A run of records
"""

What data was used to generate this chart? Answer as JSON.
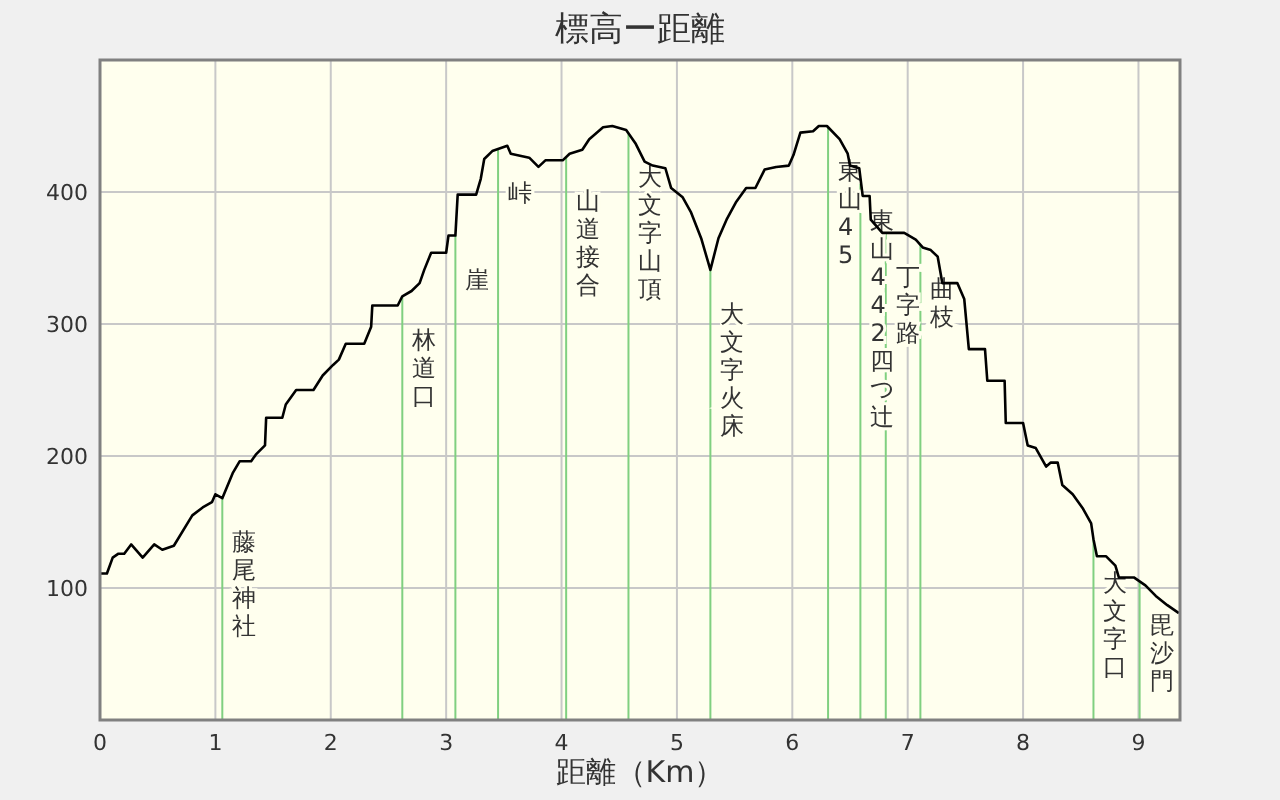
{
  "chart_data": {
    "type": "line",
    "title": "標高ー距離",
    "xlabel": "距離（Km）",
    "xlim": [
      0,
      9.36
    ],
    "ylim": [
      0,
      500
    ],
    "xticks": [
      0,
      1,
      2,
      3,
      4,
      5,
      6,
      7,
      8,
      9
    ],
    "yticks": [
      100,
      200,
      300,
      400
    ],
    "grid": true,
    "marker": "none",
    "line_style": "solid",
    "series": [
      {
        "color": "#000000",
        "x": [
          0,
          0.06,
          0.11,
          0.16,
          0.21,
          0.27,
          0.37,
          0.47,
          0.54,
          0.64,
          0.8,
          0.89,
          0.97,
          1.0,
          1.06,
          1.15,
          1.21,
          1.31,
          1.35,
          1.43,
          1.44,
          1.58,
          1.61,
          1.7,
          1.85,
          1.93,
          2.02,
          2.07,
          2.13,
          2.29,
          2.35,
          2.36,
          2.58,
          2.62,
          2.7,
          2.77,
          2.81,
          2.87,
          3.0,
          3.02,
          3.08,
          3.1,
          3.26,
          3.3,
          3.33,
          3.4,
          3.53,
          3.56,
          3.72,
          3.8,
          3.86,
          4.01,
          4.07,
          4.18,
          4.24,
          4.36,
          4.44,
          4.56,
          4.64,
          4.72,
          4.79,
          4.9,
          4.95,
          5.05,
          5.12,
          5.21,
          5.29,
          5.36,
          5.43,
          5.51,
          5.6,
          5.68,
          5.76,
          5.86,
          5.97,
          6.01,
          6.07,
          6.18,
          6.23,
          6.3,
          6.41,
          6.48,
          6.5,
          6.58,
          6.61,
          6.67,
          6.68,
          6.78,
          6.86,
          6.97,
          7.07,
          7.13,
          7.2,
          7.26,
          7.3,
          7.43,
          7.49,
          7.53,
          7.67,
          7.69,
          7.84,
          7.85,
          8.0,
          8.04,
          8.11,
          8.2,
          8.24,
          8.3,
          8.34,
          8.43,
          8.52,
          8.59,
          8.61,
          8.64,
          8.72,
          8.8,
          8.83,
          8.96,
          9.06,
          9.15,
          9.25,
          9.35
        ],
        "values": [
          111,
          111,
          123,
          126,
          126,
          133,
          123,
          133,
          129,
          132,
          155,
          161,
          165,
          171,
          168,
          187,
          196,
          196,
          201,
          208,
          229,
          229,
          239,
          250,
          250,
          261,
          269,
          273,
          285,
          285,
          298,
          314,
          314,
          321,
          325,
          331,
          341,
          354,
          354,
          367,
          367,
          398,
          398,
          410,
          425,
          431,
          435,
          429,
          426,
          419,
          424,
          424,
          429,
          432,
          440,
          449,
          450,
          447,
          437,
          423,
          420,
          418,
          403,
          396,
          385,
          365,
          341,
          365,
          379,
          392,
          403,
          403,
          417,
          419,
          420,
          428,
          445,
          446,
          450,
          450,
          440,
          429,
          420,
          418,
          397,
          397,
          379,
          369,
          369,
          369,
          364,
          358,
          356,
          351,
          331,
          331,
          319,
          281,
          281,
          257,
          257,
          225,
          225,
          208,
          206,
          192,
          195,
          195,
          178,
          171,
          160,
          149,
          137,
          124,
          124,
          117,
          108,
          108,
          102,
          94,
          87,
          81
        ]
      }
    ],
    "ref_lines": [
      {
        "axis": "x",
        "value": 1.06,
        "label": "藤尾神社",
        "color": "#80d080"
      },
      {
        "axis": "x",
        "value": 2.62,
        "label": "林道口",
        "color": "#80d080"
      },
      {
        "axis": "x",
        "value": 3.08,
        "label": "崖",
        "color": "#80d080"
      },
      {
        "axis": "x",
        "value": 3.45,
        "label": "峠",
        "color": "#80d080"
      },
      {
        "axis": "x",
        "value": 4.04,
        "label": "山道接合",
        "color": "#80d080"
      },
      {
        "axis": "x",
        "value": 4.58,
        "label": "大文字山頂",
        "color": "#80d080"
      },
      {
        "axis": "x",
        "value": 5.29,
        "label": "大文字火床",
        "color": "#80d080"
      },
      {
        "axis": "x",
        "value": 6.31,
        "label": "東山45",
        "color": "#80d080"
      },
      {
        "axis": "x",
        "value": 6.59,
        "label": "東山442四つ辻",
        "color": "#80d080"
      },
      {
        "axis": "x",
        "value": 6.81,
        "label": "丁字路",
        "color": "#80d080"
      },
      {
        "axis": "x",
        "value": 7.11,
        "label": "曲枝",
        "color": "#80d080"
      },
      {
        "axis": "x",
        "value": 8.61,
        "label": "大文字口",
        "color": "#80d080"
      },
      {
        "axis": "x",
        "value": 9.01,
        "label": "毘沙門",
        "color": "#80d080"
      }
    ]
  }
}
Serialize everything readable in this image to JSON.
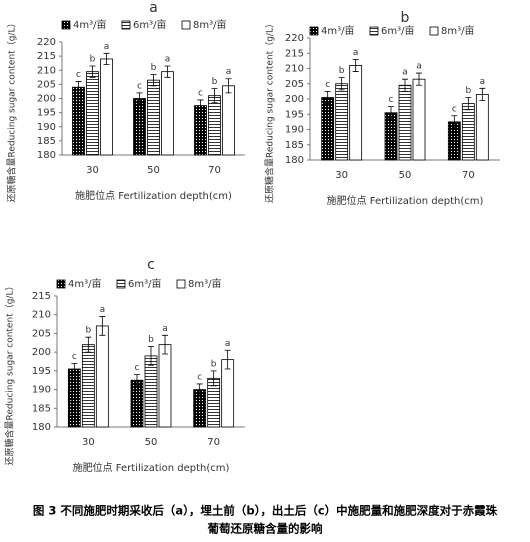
{
  "chart_data": [
    {
      "type": "bar",
      "title": "a",
      "ylabel": "还原糖含量Reducing sugar content（g/L）",
      "xlabel": "施肥位点 Fertilization depth(cm)",
      "categories": [
        "30",
        "50",
        "70"
      ],
      "ylim": [
        180,
        220
      ],
      "yticks": [
        180,
        185,
        190,
        195,
        200,
        205,
        210,
        215,
        220
      ],
      "series": [
        {
          "name": "4m³/亩",
          "color": "#000000",
          "pattern": "dots",
          "values": [
            204,
            200,
            197.5
          ],
          "errors": [
            2,
            2,
            2
          ],
          "letters": [
            "c",
            "c",
            "c"
          ]
        },
        {
          "name": "6m³/亩",
          "color": "#000000",
          "pattern": "hlines",
          "values": [
            209.5,
            206.5,
            201
          ],
          "errors": [
            2,
            2,
            2.5
          ],
          "letters": [
            "b",
            "b",
            "b"
          ]
        },
        {
          "name": "8m³/亩",
          "color": "#000000",
          "pattern": "none",
          "values": [
            214,
            209.5,
            204.5
          ],
          "errors": [
            2,
            2,
            2.5
          ],
          "letters": [
            "a",
            "a",
            "a"
          ]
        }
      ]
    },
    {
      "type": "bar",
      "title": "b",
      "ylabel": "还原糖含量Reducing sugar content（g/L）",
      "xlabel": "施肥位点 Fertilization depth(cm)",
      "categories": [
        "30",
        "50",
        "70"
      ],
      "ylim": [
        180,
        220
      ],
      "yticks": [
        180,
        185,
        190,
        195,
        200,
        205,
        210,
        215,
        220
      ],
      "series": [
        {
          "name": "4m³/亩",
          "color": "#000000",
          "pattern": "dots",
          "values": [
            200.5,
            195.5,
            192.5
          ],
          "errors": [
            2,
            2,
            2
          ],
          "letters": [
            "c",
            "c",
            "c"
          ]
        },
        {
          "name": "6m³/亩",
          "color": "#000000",
          "pattern": "hlines",
          "values": [
            205,
            204.5,
            198.5
          ],
          "errors": [
            2,
            2,
            2
          ],
          "letters": [
            "b",
            "a",
            "b"
          ]
        },
        {
          "name": "8m³/亩",
          "color": "#000000",
          "pattern": "none",
          "values": [
            211,
            206.5,
            201.5
          ],
          "errors": [
            2,
            2,
            2
          ],
          "letters": [
            "a",
            "a",
            "a"
          ]
        }
      ]
    },
    {
      "type": "bar",
      "title": "c",
      "ylabel": "还原糖含量Reducing sugar content（g/L）",
      "xlabel": "施肥位点 Fertilization depth(cm)",
      "categories": [
        "30",
        "50",
        "70"
      ],
      "ylim": [
        180,
        215
      ],
      "yticks": [
        180,
        185,
        190,
        195,
        200,
        205,
        210,
        215
      ],
      "series": [
        {
          "name": "4m³/亩",
          "color": "#000000",
          "pattern": "dots",
          "values": [
            195.5,
            192.5,
            190
          ],
          "errors": [
            1.5,
            1.5,
            1.5
          ],
          "letters": [
            "c",
            "c",
            "c"
          ]
        },
        {
          "name": "6m³/亩",
          "color": "#000000",
          "pattern": "hlines",
          "values": [
            202,
            199,
            193
          ],
          "errors": [
            2,
            2.5,
            2
          ],
          "letters": [
            "b",
            "b",
            "b"
          ]
        },
        {
          "name": "8m³/亩",
          "color": "#000000",
          "pattern": "none",
          "values": [
            207,
            202,
            198
          ],
          "errors": [
            2.5,
            2.5,
            2.5
          ],
          "letters": [
            "a",
            "a",
            "a"
          ]
        }
      ]
    }
  ],
  "caption": [
    "图 3 不同施肥时期采收后（a），埋土前（b），出土后（c）中施肥量和施肥深度对于赤霞珠",
    "葡萄还原糖含量的影响"
  ]
}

"""

▶ [THE PROBLEM]:
Wherever the word "this" occurs in a line of the listing, copy that line.

▶ [TASK OUTPUT]:
What data was used to generate this chart? Answer as JSON.
Serialize everything readable in this image to JSON.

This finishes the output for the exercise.